begin
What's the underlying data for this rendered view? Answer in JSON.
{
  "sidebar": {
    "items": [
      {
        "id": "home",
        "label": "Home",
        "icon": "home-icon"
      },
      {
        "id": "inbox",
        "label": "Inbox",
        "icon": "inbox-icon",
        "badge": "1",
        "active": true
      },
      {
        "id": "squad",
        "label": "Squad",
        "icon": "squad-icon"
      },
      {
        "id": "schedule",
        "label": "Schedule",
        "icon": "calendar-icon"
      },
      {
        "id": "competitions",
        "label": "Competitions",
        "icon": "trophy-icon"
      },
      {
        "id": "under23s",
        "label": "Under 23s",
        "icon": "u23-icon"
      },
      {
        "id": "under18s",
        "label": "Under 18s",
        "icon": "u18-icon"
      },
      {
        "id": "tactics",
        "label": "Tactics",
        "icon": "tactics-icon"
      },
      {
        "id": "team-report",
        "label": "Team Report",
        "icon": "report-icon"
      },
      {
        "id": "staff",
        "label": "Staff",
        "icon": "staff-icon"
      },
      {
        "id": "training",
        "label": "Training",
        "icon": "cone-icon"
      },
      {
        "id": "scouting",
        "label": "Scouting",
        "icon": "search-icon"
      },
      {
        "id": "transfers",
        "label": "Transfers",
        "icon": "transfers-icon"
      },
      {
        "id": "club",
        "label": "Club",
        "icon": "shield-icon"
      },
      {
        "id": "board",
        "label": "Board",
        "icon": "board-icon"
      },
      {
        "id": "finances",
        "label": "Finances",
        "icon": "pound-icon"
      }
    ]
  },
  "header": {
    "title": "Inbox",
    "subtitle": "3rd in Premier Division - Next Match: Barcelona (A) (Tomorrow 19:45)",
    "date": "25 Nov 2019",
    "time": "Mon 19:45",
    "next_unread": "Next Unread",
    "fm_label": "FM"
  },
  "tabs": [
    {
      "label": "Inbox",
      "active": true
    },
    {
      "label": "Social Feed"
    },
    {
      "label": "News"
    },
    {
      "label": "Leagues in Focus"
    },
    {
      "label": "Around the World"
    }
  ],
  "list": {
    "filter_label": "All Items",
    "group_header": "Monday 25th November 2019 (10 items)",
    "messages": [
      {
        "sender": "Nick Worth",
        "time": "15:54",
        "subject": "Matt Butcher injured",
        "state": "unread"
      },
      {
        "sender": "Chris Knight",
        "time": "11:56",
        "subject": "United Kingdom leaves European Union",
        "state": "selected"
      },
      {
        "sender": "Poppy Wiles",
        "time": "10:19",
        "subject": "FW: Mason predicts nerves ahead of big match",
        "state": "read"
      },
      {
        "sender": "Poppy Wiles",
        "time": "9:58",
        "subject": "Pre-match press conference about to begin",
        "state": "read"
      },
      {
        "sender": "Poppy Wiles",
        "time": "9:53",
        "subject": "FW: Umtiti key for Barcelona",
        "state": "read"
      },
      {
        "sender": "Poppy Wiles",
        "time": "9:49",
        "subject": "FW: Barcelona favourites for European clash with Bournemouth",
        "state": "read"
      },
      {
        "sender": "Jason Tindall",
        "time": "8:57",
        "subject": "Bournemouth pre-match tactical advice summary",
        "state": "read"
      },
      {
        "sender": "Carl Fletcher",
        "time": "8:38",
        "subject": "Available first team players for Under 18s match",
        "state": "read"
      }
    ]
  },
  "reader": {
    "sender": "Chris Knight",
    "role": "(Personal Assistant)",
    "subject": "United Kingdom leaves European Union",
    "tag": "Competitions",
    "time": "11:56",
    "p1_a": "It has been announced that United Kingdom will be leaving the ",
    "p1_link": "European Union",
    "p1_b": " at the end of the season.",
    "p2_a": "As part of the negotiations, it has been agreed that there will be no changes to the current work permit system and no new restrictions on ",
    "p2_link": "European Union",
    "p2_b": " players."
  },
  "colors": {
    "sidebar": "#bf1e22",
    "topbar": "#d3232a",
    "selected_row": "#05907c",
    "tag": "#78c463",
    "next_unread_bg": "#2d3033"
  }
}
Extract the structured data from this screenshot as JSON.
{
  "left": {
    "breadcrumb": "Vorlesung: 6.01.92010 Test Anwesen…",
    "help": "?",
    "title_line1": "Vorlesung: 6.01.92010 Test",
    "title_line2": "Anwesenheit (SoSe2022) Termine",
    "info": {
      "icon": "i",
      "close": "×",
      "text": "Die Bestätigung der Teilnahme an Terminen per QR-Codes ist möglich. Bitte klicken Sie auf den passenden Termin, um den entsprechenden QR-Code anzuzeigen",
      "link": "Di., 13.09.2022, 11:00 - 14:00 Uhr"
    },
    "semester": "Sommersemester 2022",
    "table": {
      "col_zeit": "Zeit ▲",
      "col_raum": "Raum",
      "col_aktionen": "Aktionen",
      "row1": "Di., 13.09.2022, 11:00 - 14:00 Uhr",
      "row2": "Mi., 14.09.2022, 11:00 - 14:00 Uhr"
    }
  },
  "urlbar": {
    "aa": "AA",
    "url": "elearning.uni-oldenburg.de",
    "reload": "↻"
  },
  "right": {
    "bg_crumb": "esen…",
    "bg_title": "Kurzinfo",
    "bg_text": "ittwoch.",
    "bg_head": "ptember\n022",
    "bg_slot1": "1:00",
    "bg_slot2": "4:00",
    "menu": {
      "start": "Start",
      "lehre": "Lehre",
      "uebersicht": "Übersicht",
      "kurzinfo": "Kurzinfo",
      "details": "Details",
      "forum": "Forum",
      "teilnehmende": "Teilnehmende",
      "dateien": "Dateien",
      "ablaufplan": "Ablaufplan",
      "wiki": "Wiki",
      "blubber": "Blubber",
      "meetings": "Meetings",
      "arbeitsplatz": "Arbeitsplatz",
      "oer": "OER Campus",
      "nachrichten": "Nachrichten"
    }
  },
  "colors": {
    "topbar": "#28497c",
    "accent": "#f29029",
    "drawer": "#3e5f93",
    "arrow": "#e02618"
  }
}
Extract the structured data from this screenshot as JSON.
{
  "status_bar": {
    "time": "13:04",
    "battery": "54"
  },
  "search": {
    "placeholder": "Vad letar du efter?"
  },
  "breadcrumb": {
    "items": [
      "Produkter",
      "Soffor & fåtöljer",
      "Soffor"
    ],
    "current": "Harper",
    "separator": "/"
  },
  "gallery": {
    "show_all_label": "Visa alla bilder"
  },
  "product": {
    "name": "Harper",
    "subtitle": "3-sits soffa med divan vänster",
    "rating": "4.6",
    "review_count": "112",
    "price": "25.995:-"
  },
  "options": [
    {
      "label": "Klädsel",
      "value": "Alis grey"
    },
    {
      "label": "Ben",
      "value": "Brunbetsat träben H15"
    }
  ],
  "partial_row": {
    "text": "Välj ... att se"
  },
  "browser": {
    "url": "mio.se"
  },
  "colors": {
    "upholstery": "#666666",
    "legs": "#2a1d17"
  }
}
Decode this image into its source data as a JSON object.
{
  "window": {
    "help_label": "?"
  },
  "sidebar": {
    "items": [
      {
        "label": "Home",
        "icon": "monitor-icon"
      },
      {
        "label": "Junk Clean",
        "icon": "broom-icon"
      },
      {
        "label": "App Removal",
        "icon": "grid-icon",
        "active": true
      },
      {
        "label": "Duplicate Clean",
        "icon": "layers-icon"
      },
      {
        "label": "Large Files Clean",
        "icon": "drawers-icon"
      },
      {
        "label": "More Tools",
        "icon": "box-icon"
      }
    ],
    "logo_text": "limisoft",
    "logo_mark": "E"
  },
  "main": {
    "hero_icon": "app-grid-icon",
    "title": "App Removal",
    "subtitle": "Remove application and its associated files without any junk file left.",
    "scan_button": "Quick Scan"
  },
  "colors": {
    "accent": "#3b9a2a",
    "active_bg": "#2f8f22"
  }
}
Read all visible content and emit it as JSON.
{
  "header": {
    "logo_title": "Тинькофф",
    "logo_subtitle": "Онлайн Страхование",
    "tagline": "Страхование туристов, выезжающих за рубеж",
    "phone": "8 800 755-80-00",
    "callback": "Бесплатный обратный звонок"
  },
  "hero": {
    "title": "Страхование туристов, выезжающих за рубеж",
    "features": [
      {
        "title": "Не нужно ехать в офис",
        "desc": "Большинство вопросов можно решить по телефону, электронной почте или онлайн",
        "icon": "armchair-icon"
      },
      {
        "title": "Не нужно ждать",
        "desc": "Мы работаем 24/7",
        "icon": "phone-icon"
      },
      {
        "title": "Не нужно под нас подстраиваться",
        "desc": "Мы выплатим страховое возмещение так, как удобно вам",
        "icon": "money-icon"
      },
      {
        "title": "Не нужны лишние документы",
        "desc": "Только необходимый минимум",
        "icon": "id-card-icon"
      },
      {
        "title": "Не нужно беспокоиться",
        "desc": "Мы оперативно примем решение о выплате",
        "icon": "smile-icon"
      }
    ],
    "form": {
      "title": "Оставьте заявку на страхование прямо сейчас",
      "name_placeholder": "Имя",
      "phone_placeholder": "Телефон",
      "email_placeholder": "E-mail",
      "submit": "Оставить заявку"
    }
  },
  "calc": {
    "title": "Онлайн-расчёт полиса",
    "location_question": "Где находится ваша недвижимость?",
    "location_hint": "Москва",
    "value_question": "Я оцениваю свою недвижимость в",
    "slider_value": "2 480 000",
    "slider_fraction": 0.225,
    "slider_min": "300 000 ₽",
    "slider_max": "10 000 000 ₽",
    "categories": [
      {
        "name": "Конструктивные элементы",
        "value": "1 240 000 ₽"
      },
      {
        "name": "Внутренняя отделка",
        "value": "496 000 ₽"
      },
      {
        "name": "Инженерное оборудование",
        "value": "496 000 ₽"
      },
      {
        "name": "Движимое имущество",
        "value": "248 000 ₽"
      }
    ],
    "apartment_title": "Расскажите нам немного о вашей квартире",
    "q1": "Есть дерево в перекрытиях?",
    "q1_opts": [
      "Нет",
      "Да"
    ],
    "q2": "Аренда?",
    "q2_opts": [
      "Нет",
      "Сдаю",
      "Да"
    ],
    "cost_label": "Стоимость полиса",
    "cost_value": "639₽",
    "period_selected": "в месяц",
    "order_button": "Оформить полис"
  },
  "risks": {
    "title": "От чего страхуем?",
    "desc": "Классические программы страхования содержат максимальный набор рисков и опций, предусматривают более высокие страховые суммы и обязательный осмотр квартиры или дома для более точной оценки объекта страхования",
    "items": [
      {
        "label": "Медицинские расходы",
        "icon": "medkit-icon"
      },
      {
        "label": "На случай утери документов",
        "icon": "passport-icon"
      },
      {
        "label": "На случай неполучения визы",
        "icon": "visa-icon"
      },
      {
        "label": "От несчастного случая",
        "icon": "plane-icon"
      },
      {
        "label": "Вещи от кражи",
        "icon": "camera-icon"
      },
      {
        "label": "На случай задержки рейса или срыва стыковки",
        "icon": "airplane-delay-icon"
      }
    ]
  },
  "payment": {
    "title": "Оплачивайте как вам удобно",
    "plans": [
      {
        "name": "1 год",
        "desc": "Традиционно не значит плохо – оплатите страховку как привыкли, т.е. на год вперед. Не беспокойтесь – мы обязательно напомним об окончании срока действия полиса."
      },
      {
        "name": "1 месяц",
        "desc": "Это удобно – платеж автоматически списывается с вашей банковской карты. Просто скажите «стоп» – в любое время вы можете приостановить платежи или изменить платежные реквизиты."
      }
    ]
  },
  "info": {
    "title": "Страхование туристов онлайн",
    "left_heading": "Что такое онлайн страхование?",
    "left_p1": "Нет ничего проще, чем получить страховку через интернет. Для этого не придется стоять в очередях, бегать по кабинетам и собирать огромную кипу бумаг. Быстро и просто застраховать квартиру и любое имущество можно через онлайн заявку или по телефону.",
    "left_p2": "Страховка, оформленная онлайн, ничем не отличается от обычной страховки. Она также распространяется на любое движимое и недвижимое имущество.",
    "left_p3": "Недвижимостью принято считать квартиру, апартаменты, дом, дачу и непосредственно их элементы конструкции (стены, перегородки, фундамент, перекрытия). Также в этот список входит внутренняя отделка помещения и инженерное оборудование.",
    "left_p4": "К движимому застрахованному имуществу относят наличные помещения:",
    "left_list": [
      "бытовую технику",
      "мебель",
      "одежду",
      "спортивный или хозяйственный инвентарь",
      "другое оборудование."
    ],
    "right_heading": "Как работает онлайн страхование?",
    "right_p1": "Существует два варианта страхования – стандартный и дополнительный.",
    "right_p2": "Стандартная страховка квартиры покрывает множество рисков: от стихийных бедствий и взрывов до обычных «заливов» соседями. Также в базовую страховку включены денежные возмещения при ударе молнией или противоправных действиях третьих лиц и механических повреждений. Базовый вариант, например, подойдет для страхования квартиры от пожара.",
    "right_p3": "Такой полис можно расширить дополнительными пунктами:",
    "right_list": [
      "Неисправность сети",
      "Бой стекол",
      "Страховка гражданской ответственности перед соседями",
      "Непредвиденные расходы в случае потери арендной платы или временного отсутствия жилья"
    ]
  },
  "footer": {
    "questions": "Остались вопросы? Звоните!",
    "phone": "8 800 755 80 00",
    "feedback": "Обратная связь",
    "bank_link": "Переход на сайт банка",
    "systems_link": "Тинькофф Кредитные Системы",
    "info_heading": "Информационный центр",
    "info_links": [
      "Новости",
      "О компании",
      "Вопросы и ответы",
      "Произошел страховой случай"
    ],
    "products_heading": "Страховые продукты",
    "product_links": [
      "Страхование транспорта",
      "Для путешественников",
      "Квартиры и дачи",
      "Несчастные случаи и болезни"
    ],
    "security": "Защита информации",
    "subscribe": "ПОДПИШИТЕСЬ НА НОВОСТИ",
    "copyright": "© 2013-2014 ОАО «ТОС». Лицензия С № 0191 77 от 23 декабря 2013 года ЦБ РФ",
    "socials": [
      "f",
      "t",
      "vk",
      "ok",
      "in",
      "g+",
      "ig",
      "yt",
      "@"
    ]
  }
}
end
◆ **Problem to work on**: Say the number of lines in the listing that hold "Kingdom", with no added words.

◆ **The response**: 3